- What needs to be done
Repeat every record below exactly, leaving out the pictures.

- Extracted records
——

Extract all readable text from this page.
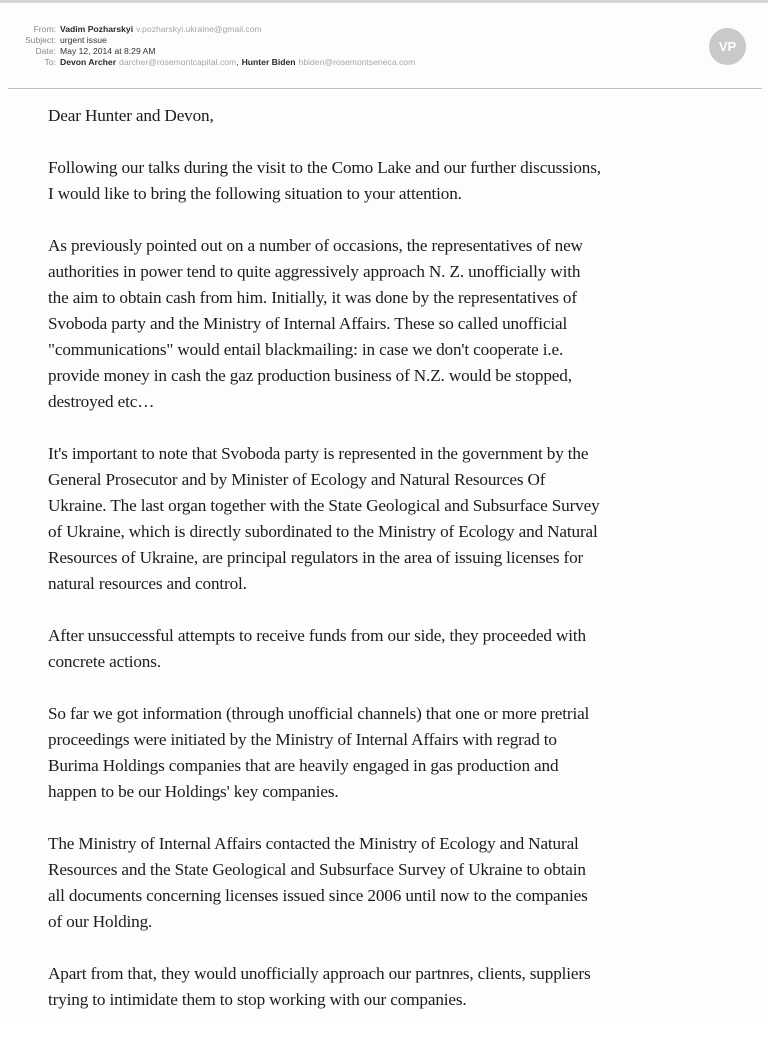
From: Vadim Pozharskyi v.pozharskyi.ukraine@gmail.com
Subject: urgent issue
Date: May 12, 2014 at 8:29 AM
To: Devon Archer darcher@rosemontcapital.com , Hunter Biden hbiden@rosemontseneca.com
VP

Dear Hunter and Devon,

Following our talks during the visit to the Como Lake and our further discussions,
I would like to bring the following situation to your attention.

As previously pointed out on a number of occasions, the representatives of new
authorities in power tend to quite aggressively approach N. Z. unofficially with
the aim to obtain cash from him. Initially, it was done by the representatives of
Svoboda party and the Ministry of Internal Affairs. These so called unofficial
"communications" would entail blackmailing: in case we don't cooperate i.e.
provide money in cash the gaz production business of N.Z. would be stopped,
destroyed etc…

It's important to note that Svoboda party is represented in the government by the
General Prosecutor and by Minister of Ecology and Natural Resources Of
Ukraine. The last organ together with the State Geological and Subsurface Survey
of Ukraine, which is directly subordinated to the Ministry of Ecology and Natural
Resources of Ukraine, are principal regulators in the area of issuing licenses for
natural resources and control.

After unsuccessful attempts to receive funds from our side, they proceeded with
concrete actions.

So far we got information (through unofficial channels) that one or more pretrial
proceedings were initiated by the Ministry of Internal Affairs with regrad to
Burima Holdings companies that are heavily engaged in gas production and
happen to be our Holdings' key companies.

The Ministry of Internal Affairs contacted the Ministry of Ecology and Natural
Resources and the State Geological and Subsurface Survey of Ukraine to obtain
all documents concerning licenses issued since 2006 until now to the companies
of our Holding.

Apart from that, they would unofficially approach our partnres, clients, suppliers
trying to intimidate them to stop working with our companies.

——

- Final result
Extract all readable text from this page.
From: Vadim Pozharskyi v.pozharskyi.ukraine@gmail.com
Subject: urgent issue
Date: May 12, 2014 at 8:29 AM
To: Devon Archer darcher@rosemontcapital.com , Hunter Biden hbiden@rosemontseneca.com
VP

Dear Hunter and Devon,

Following our talks during the visit to the Como Lake and our further discussions,
I would like to bring the following situation to your attention.

As previously pointed out on a number of occasions, the representatives of new
authorities in power tend to quite aggressively approach N. Z. unofficially with
the aim to obtain cash from him. Initially, it was done by the representatives of
Svoboda party and the Ministry of Internal Affairs. These so called unofficial
"communications" would entail blackmailing: in case we don't cooperate i.e.
provide money in cash the gaz production business of N.Z. would be stopped,
destroyed etc…

It's important to note that Svoboda party is represented in the government by the
General Prosecutor and by Minister of Ecology and Natural Resources Of
Ukraine. The last organ together with the State Geological and Subsurface Survey
of Ukraine, which is directly subordinated to the Ministry of Ecology and Natural
Resources of Ukraine, are principal regulators in the area of issuing licenses for
natural resources and control.

After unsuccessful attempts to receive funds from our side, they proceeded with
concrete actions.

So far we got information (through unofficial channels) that one or more pretrial
proceedings were initiated by the Ministry of Internal Affairs with regrad to
Burima Holdings companies that are heavily engaged in gas production and
happen to be our Holdings' key companies.

The Ministry of Internal Affairs contacted the Ministry of Ecology and Natural
Resources and the State Geological and Subsurface Survey of Ukraine to obtain
all documents concerning licenses issued since 2006 until now to the companies
of our Holding.

Apart from that, they would unofficially approach our partnres, clients, suppliers
trying to intimidate them to stop working with our companies.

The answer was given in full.